**Documento fuente**:
El presidente de la Jurisdicción Especial para la Paz (JEP), Alejandro Ramelli, descartó de manera categórica que un decreto del Ejecutivo pueda eliminar la entidad y advirtió que más de 300.000 víctimas, entre individuales y colectivas, quedarían sin decisiones definitivas si se desmonta el tribunal de paz. En una entrevista concedida a El Tiempo, Ramelli respondió a las declaraciones del presidente electo Abelardo de la Espriella, quien ha planteado la posibilidad de eliminar la JEP mediante decreto. El magistrado fue enfático: “Eliminar la Jurisdicción Especial para la Paz (JEP) por decreto no puede desaparecer, no es posible”.
Ramelli explicó que la JEP fue creada mediante dos actos legislativos —el Acto Legislativo 01 de 2017 y otro— aprobados por el Congreso y revisados por la Corte Constitucional, por lo que su eliminación requeriría un nuevo proceso constitucional y no un simple decreto presidencial. “Los decretos son para otra cosa; la potestad reglamentaria del presidente de la República no tiene ese alcance en el derecho constitucional colombiano”, señaló. Además, advirtió que si se sustituyera una alta corte como la JEP, “se estarían sustituyendo pilares fundamentales de la Constitución de 1991”. El tribunal de paz tiene un mandato constitucional de 15 años: 10 destinados a investigación y 5 a juzgamiento, con posibilidad de prórroga por otros cinco años si el Congreso lo decide. Actualmente, la JEP ha cumplido un poco más de ocho años de ese periodo.

**En qué consiste**: Escribe la continuación del texto sobre la Jurisdicción Especial para la Paz a partir de su última oración.

**Entradas proporcionadas**:
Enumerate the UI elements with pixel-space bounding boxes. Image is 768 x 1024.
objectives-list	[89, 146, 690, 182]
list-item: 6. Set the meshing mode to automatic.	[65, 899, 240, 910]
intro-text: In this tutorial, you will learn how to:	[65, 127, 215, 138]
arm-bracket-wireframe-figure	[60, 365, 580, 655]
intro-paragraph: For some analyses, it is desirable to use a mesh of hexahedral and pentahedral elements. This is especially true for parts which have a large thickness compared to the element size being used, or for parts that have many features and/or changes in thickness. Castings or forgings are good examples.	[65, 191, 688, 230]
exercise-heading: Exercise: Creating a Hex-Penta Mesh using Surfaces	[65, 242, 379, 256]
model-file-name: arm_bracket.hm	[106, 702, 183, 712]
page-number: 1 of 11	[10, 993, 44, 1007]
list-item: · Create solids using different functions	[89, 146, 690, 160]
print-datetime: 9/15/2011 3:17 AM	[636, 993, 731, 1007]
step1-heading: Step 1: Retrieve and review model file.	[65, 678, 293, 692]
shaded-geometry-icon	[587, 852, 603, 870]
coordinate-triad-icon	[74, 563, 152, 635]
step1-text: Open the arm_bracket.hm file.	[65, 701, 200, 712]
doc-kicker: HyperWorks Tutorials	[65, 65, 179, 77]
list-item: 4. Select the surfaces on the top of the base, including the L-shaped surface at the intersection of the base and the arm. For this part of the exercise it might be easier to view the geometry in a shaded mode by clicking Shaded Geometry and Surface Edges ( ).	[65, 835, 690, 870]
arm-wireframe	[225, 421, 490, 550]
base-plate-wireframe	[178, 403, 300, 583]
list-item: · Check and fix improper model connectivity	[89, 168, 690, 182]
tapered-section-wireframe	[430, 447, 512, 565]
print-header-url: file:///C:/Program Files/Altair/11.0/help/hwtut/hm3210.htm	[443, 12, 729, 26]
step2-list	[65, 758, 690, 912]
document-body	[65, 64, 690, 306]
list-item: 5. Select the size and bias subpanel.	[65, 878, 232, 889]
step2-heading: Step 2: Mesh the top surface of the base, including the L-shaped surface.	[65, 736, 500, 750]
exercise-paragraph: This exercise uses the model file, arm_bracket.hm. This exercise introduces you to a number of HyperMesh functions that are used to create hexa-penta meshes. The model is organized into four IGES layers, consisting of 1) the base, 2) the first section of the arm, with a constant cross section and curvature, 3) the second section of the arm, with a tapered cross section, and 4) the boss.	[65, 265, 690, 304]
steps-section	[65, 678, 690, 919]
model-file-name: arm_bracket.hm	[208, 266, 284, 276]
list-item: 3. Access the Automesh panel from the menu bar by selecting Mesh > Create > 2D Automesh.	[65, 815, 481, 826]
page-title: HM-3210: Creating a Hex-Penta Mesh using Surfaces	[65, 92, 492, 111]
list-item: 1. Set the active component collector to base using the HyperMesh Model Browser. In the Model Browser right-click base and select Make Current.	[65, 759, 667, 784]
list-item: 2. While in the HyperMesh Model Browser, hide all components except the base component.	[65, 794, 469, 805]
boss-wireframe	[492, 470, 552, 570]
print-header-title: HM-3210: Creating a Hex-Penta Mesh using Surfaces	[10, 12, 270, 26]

**Respuesta al ejercicio**:
Consecuencias para las víctimas y los comparecientes
El presidente de la JEP alertó sobre el impacto humanitario y jurídico de un eventual desmonte anticipado. “En primer lugar, las más de 300.000 víctimas, entre individuales y colectivas, que participan ante la jurisdicción verían gravemente afectada su expectativa de obtener decisiones definitivas”, afirmó. También subrayó que los comparecientes —tanto integrantes de las extintas FARC como miembros de la Fuerza Pública— perderían la seguridad jurídica que les otorga el sistema de justicia transicional. Ramelli aclaró que las sanciones previstas en el Acuerdo de Paz, la Constitución y la ley son exactamente las mismas para ambos grupos: “No existe ninguna preferencia”. La JEP ya ha dictado sentencias, como la del 16 de septiembre de 2025 contra antiguos comandantes de las FARC por secuestros.
“Eliminar la Jurisdicción Especial para la Paz (JEP) por decreto no puede desaparecer, no es posible”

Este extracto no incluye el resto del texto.